Exercise description:
Omit the images. Copy each entry word for word.

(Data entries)
################

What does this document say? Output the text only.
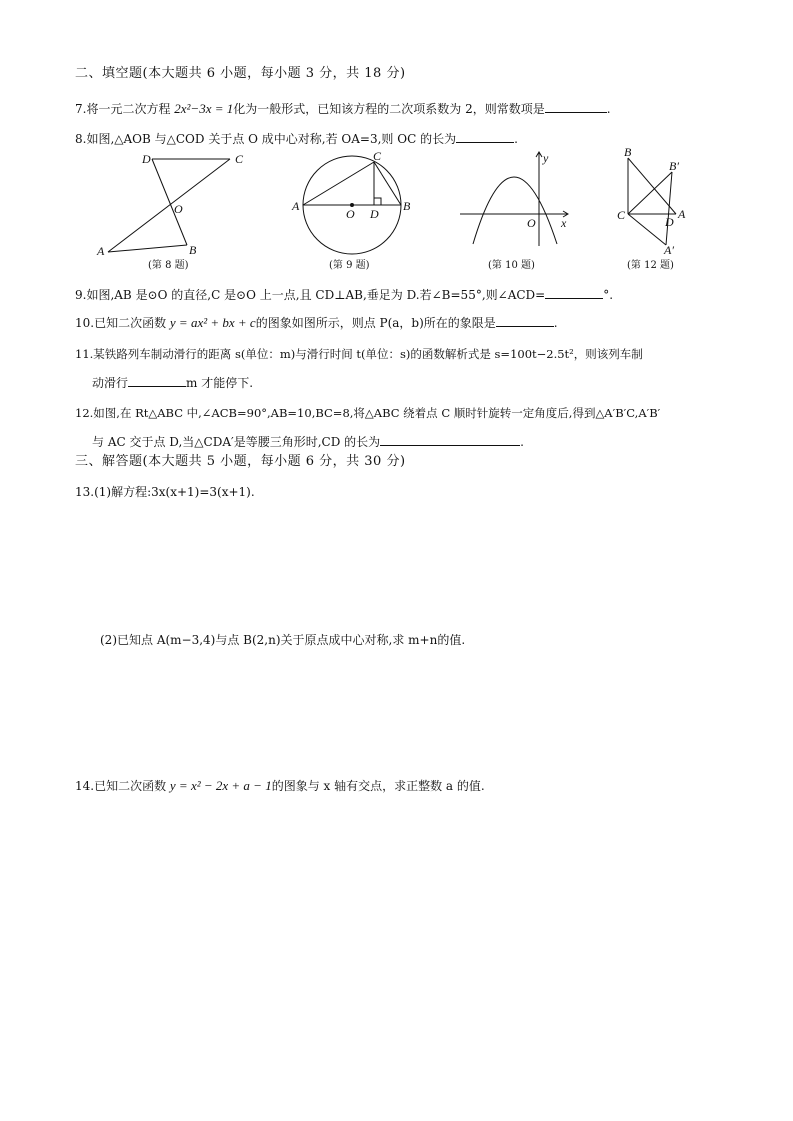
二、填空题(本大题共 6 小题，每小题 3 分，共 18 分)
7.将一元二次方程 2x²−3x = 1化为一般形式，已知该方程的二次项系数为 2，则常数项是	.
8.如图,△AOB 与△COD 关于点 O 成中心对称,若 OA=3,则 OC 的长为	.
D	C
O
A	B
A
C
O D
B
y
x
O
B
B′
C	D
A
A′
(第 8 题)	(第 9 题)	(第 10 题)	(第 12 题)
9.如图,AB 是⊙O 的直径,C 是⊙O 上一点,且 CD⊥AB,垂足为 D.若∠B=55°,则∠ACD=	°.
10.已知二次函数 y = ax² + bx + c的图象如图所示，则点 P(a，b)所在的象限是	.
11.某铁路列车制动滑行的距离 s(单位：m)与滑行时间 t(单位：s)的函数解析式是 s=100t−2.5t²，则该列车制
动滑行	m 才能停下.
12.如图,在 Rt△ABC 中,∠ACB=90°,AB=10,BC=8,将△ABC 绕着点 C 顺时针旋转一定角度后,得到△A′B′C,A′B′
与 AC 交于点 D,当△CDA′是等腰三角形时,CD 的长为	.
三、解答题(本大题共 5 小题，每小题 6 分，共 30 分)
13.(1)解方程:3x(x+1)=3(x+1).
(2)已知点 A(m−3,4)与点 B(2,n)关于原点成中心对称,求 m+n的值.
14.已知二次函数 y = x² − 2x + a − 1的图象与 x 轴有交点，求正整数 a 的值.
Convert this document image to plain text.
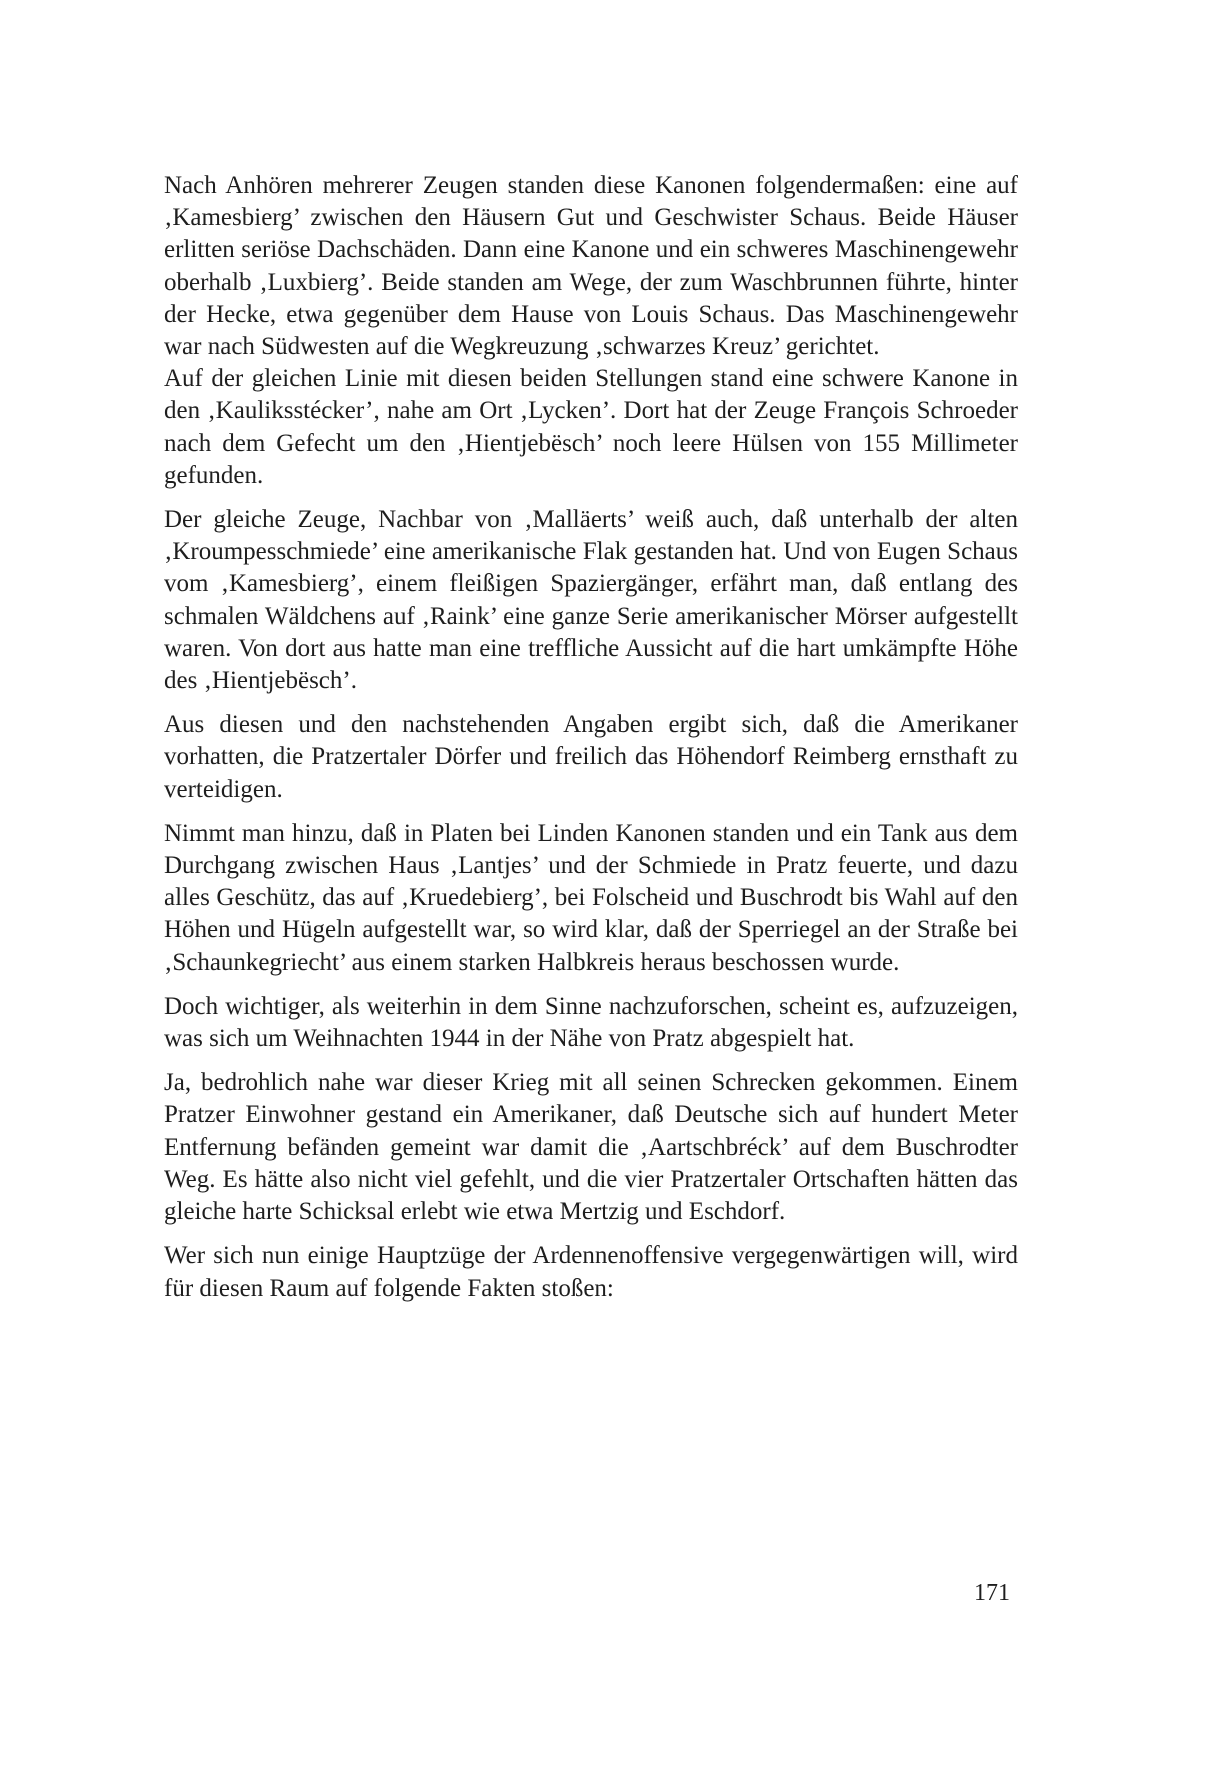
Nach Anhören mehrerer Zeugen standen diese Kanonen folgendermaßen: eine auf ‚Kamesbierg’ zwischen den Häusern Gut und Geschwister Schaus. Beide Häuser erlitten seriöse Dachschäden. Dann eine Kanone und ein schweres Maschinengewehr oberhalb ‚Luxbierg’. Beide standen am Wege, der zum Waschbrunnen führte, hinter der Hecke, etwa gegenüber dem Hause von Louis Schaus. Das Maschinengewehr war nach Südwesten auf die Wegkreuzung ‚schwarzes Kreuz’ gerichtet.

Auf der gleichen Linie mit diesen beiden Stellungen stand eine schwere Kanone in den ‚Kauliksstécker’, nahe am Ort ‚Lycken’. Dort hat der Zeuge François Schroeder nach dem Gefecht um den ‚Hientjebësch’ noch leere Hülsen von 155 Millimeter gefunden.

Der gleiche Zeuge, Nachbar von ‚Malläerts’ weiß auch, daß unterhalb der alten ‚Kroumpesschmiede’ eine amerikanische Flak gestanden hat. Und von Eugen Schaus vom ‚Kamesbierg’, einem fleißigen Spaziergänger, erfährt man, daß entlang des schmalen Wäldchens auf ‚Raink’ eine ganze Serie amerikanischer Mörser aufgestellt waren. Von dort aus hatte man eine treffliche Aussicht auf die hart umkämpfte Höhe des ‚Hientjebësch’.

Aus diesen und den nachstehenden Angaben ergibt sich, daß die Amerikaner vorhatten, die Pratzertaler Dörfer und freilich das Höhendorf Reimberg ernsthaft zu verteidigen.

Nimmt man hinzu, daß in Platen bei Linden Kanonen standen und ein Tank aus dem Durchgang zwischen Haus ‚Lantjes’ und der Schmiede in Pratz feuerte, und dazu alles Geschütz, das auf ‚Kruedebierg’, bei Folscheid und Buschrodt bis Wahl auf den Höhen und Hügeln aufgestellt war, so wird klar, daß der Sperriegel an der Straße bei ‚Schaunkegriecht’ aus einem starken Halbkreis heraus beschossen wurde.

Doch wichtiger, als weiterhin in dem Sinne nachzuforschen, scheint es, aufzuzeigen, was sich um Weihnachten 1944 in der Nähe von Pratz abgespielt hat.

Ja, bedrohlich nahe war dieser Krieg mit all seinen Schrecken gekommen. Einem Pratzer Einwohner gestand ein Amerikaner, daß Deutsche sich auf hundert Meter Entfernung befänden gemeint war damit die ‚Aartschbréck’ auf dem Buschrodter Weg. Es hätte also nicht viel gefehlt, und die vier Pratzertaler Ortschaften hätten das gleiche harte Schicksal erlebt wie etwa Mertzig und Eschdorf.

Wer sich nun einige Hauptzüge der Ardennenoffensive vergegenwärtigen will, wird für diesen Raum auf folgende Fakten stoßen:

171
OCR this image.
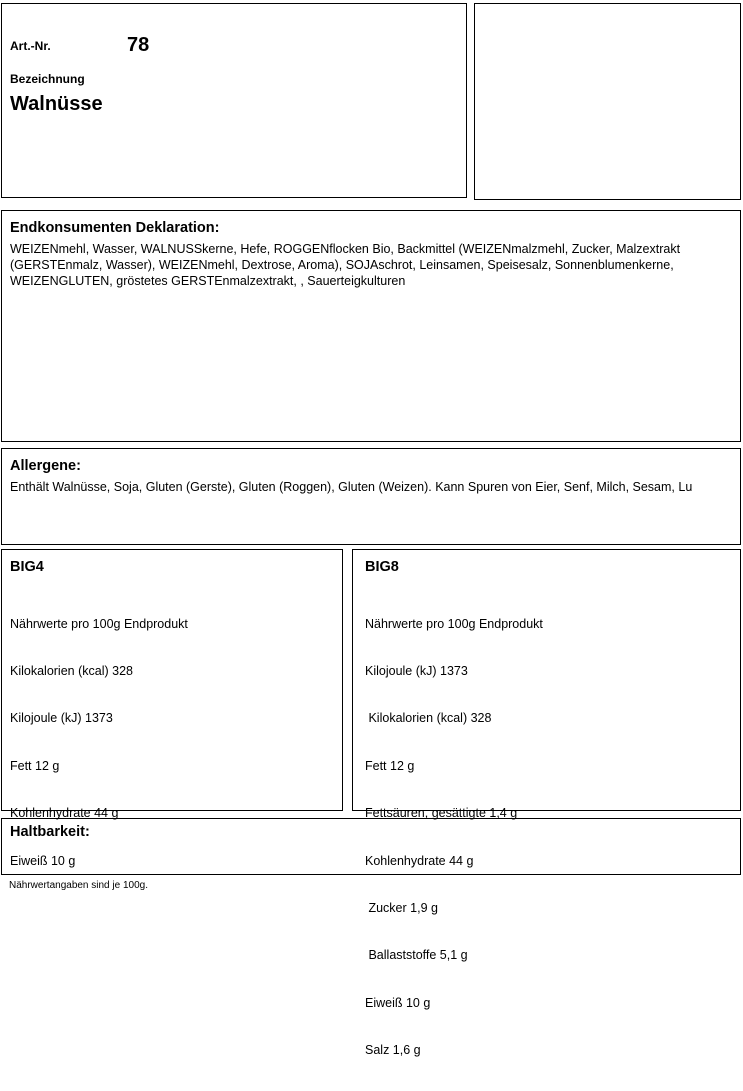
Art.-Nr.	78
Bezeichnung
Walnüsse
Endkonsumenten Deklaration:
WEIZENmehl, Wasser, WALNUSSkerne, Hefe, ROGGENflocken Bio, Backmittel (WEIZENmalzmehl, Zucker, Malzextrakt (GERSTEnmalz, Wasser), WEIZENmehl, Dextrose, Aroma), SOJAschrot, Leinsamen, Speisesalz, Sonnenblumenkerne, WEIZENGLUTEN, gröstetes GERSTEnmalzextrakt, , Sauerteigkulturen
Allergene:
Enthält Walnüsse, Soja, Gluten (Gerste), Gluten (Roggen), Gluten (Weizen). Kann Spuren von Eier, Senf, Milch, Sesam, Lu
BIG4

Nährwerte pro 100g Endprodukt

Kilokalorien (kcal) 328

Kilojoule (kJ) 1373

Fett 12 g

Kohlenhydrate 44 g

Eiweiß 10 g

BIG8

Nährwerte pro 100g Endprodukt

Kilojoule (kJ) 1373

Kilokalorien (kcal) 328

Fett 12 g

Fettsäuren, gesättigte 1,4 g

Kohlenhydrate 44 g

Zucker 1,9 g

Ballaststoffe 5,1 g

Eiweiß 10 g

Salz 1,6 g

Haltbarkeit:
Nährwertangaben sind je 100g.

################

Right answer:
What does this document say? Output the text only.
二、填空题(本大题共 6 小题，每小题 3 分，共 18 分)
7.将一元二次方程 2x²−3x = 1化为一般形式，已知该方程的二次项系数为 2，则常数项是	.
8.如图,△AOB 与△COD 关于点 O 成中心对称,若 OA=3,则 OC 的长为	.
D	C
O
A	B
A
C
O D
B
y
x
O
B
B′
C	D
A
A′
(第 8 题)	(第 9 题)	(第 10 题)	(第 12 题)
9.如图,AB 是⊙O 的直径,C 是⊙O 上一点,且 CD⊥AB,垂足为 D.若∠B=55°,则∠ACD=	°.
10.已知二次函数 y = ax² + bx + c的图象如图所示，则点 P(a，b)所在的象限是	.
11.某铁路列车制动滑行的距离 s(单位：m)与滑行时间 t(单位：s)的函数解析式是 s=100t−2.5t²，则该列车制
动滑行	m 才能停下.
12.如图,在 Rt△ABC 中,∠ACB=90°,AB=10,BC=8,将△ABC 绕着点 C 顺时针旋转一定角度后,得到△A′B′C,A′B′
与 AC 交于点 D,当△CDA′是等腰三角形时,CD 的长为	.
三、解答题(本大题共 5 小题，每小题 6 分，共 30 分)
13.(1)解方程:3x(x+1)=3(x+1).
(2)已知点 A(m−3,4)与点 B(2,n)关于原点成中心对称,求 m+n的值.
14.已知二次函数 y = x² − 2x + a − 1的图象与 x 轴有交点，求正整数 a 的值.
Convert this document image to plain text.
Nach Anhören mehrerer Zeugen standen diese Kanonen folgendermaßen: eine auf ‚Kamesbierg’ zwischen den Häusern Gut und Geschwister Schaus. Beide Häuser erlitten seriöse Dachschäden. Dann eine Kanone und ein schweres Maschinengewehr oberhalb ‚Luxbierg’. Beide standen am Wege, der zum Waschbrunnen führte, hinter der Hecke, etwa gegenüber dem Hause von Louis Schaus. Das Maschinengewehr war nach Südwesten auf die Wegkreuzung ‚schwarzes Kreuz’ gerichtet.

Auf der gleichen Linie mit diesen beiden Stellungen stand eine schwere Kanone in den ‚Kauliksstécker’, nahe am Ort ‚Lycken’. Dort hat der Zeuge François Schroeder nach dem Gefecht um den ‚Hientjebësch’ noch leere Hülsen von 155 Millimeter gefunden.

Der gleiche Zeuge, Nachbar von ‚Malläerts’ weiß auch, daß unterhalb der alten ‚Kroumpesschmiede’ eine amerikanische Flak gestanden hat. Und von Eugen Schaus vom ‚Kamesbierg’, einem fleißigen Spaziergänger, erfährt man, daß entlang des schmalen Wäldchens auf ‚Raink’ eine ganze Serie amerikanischer Mörser aufgestellt waren. Von dort aus hatte man eine treffliche Aussicht auf die hart umkämpfte Höhe des ‚Hientjebësch’.

Aus diesen und den nachstehenden Angaben ergibt sich, daß die Amerikaner vorhatten, die Pratzertaler Dörfer und freilich das Höhendorf Reimberg ernsthaft zu verteidigen.

Nimmt man hinzu, daß in Platen bei Linden Kanonen standen und ein Tank aus dem Durchgang zwischen Haus ‚Lantjes’ und der Schmiede in Pratz feuerte, und dazu alles Geschütz, das auf ‚Kruedebierg’, bei Folscheid und Buschrodt bis Wahl auf den Höhen und Hügeln aufgestellt war, so wird klar, daß der Sperriegel an der Straße bei ‚Schaunkegriecht’ aus einem starken Halbkreis heraus beschossen wurde.

Doch wichtiger, als weiterhin in dem Sinne nachzuforschen, scheint es, aufzuzeigen, was sich um Weihnachten 1944 in der Nähe von Pratz abgespielt hat.

Ja, bedrohlich nahe war dieser Krieg mit all seinen Schrecken gekommen. Einem Pratzer Einwohner gestand ein Amerikaner, daß Deutsche sich auf hundert Meter Entfernung befänden gemeint war damit die ‚Aartschbréck’ auf dem Buschrodter Weg. Es hätte also nicht viel gefehlt, und die vier Pratzertaler Ortschaften hätten das gleiche harte Schicksal erlebt wie etwa Mertzig und Eschdorf.

Wer sich nun einige Hauptzüge der Ardennenoffensive vergegenwärtigen will, wird für diesen Raum auf folgende Fakten stoßen:

171
OCR this image.
Art.-Nr.	78
Bezeichnung
Walnüsse
Endkonsumenten Deklaration:
WEIZENmehl, Wasser, WALNUSSkerne, Hefe, ROGGENflocken Bio, Backmittel (WEIZENmalzmehl, Zucker, Malzextrakt (GERSTEnmalz, Wasser), WEIZENmehl, Dextrose, Aroma), SOJAschrot, Leinsamen, Speisesalz, Sonnenblumenkerne, WEIZENGLUTEN, gröstetes GERSTEnmalzextrakt, , Sauerteigkulturen
Allergene:
Enthält Walnüsse, Soja, Gluten (Gerste), Gluten (Roggen), Gluten (Weizen). Kann Spuren von Eier, Senf, Milch, Sesam, Lu
BIG4

Nährwerte pro 100g Endprodukt

Kilokalorien (kcal) 328

Kilojoule (kJ) 1373

Fett 12 g

Kohlenhydrate 44 g

Eiweiß 10 g

BIG8

Nährwerte pro 100g Endprodukt

Kilojoule (kJ) 1373

Kilokalorien (kcal) 328

Fett 12 g

Fettsäuren, gesättigte 1,4 g

Kohlenhydrate 44 g

Zucker 1,9 g

Ballaststoffe 5,1 g

Eiweiß 10 g

Salz 1,6 g

Haltbarkeit:
Nährwertangaben sind je 100g.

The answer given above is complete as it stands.